Educate Workers About Employee Assistance Programs to Address Behavioral Health

An employee assistance program is an important component of creating a caring environment, which is vital to developing a healthy safety culture.
By Cal Beyer
August 30, 2018

According to a 2016 study conducted by the Society of Human Resources Management (SHRM), 77 percent of organizations offer an Employee Assistance Program (EAP), which is a core offering that demonstrates a company embraces human capital risk management. EAPs are an important element in a company’s employee health benefits program.

Objectives, Outcomes and ROI for EAPs

The objective of EAPs is to reduce distractions that impact employees’ attendance, productivity, life satisfaction, life/work balance and overall performance. There is a business case for EAPs. According to the Employee Assistance Society of North America, investment in an EAP will return at least a savings of $3 as a return per $1 invested in services. Other organizations report even higher return on investments; however, further analysis of these figures reflect larger and even global companies that are not as applicable to the U.S. construction industry, where a preponderance of companies have less than 100 employees.

EAPs traditionally have had a phone number for 24/7 access. Today it is increasingly common that employees, dependents and other family members can access EAP services and resources through an online portal. EAPs offer confidential services that are free for employees and dependent family members. The services offered by EAPs provide employees the opportunity to address stressors that disrupt work/life balance.

Types of EAP Services

Major types of services included in EAPs include, but are not limited to, the following:

  • Marriage, family and relationship issues;
  • Health management;
  • Legal and financial assistance;
  • Grief counseling;
  • Stress management techniques;
  • Substance use disorder treatment;
  • Behavioral health and crisis counseling; and
  • Critical Incident Debriefing after major workplace incidents.

Most Requested EAP Services

There is no data available to pinpoint how U.S. construction company employees use EAPs. However, according to the fifth annual EAP trends report by Chestnut Global Partners, following are the five leading types of services requested of EAPs for all North American companies in all industries;

  1. Marital – 16.4 percent;
  2. Stress – 16.2 percent;
  3. Anxiety – 14.4 percent;
  4. Depression – 11.6 percent; and
  5. Child behavior – 10.2 percent.

_Problems_
1. In the article on employee assistance programs, what share of organizations offered an EAP according to the 2016 SHRM study?
2. Resume the article on employee assistance programs after its list of the five most requested services.

_Material provided_

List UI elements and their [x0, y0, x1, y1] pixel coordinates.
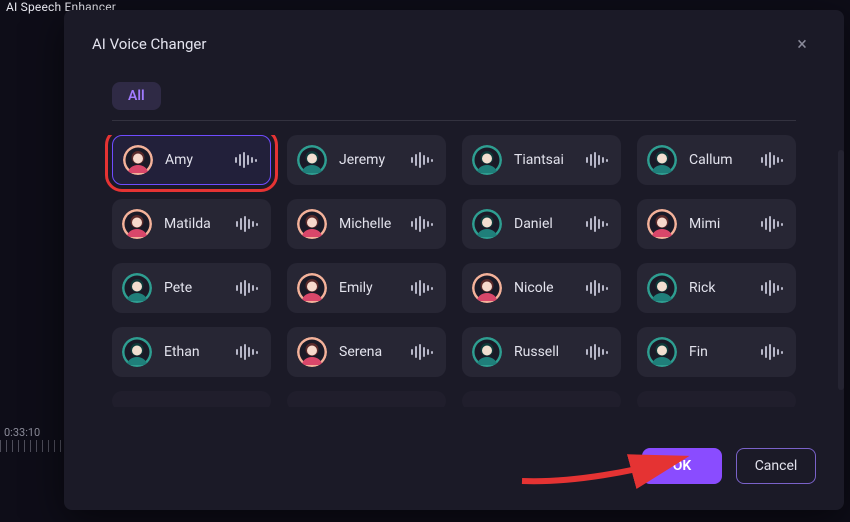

_Results by task_
1. 77 percent

2.
These findings reinforce the need for construction companies to address mental health and suicide prevention as the next frontier in safety, health and wellness.

Challenge of Low Use

Unfortunately, EAPs are frequently an underused resource in the construction industry. It is not uncommon to find use rates ranging between 1 percent to 2 percent for most small- to medium-sized construction companies. Many construction companies have never requested or been provided a utilization report. One explanation for this low use is historically EAPs have been a low-cost bolt-on to insurance benefit programs.

Another explanation of low use rates for EAPs is many companies believe having an EAP is sufficient and it is up to the choice of employees to use the services provided. The rationale is that personal and family matters warrant privacy and confidentiality.

However, the work of the Construction Industry Alliance for Suicide Prevention has demonstrated the importance of construction employers addressing mental health, suicide prevention and addiction recovery in the workplace.

Marketing Your Company’s EAP

It is imperative for companies to learn how to market their EAP internally to all covered employees to increase use and provide tangible benefits to more employees. A robust EAP service platform has little impact on the wellbeing of a company’s employees if few people are aware of the services and how to access the services or resources.

Companies with the best EAP use have created flyers listing the features and benefits of the service offerings. These companies have taken additional steps to promote the EAP, including articles in company newsletters, posting numbers on paper and electronic paystubs, printing sleeves for company gas cards with EAP and crisis hotline numbers, and leading educational sessions to inform employees about the services.

Assessing Behavioral Health Services

An important component of an EAP is access to behavioral health services outside of normal business hours. It is important for a company to make a call (or periodic calls) to test the behavioral health number so they understand what services are available to employees. It is imperative for companies to understand the expected turnaround time to schedule and/or if there is a potential for delay for an employee scheduling an appointment for emergency crisis care from the EAP.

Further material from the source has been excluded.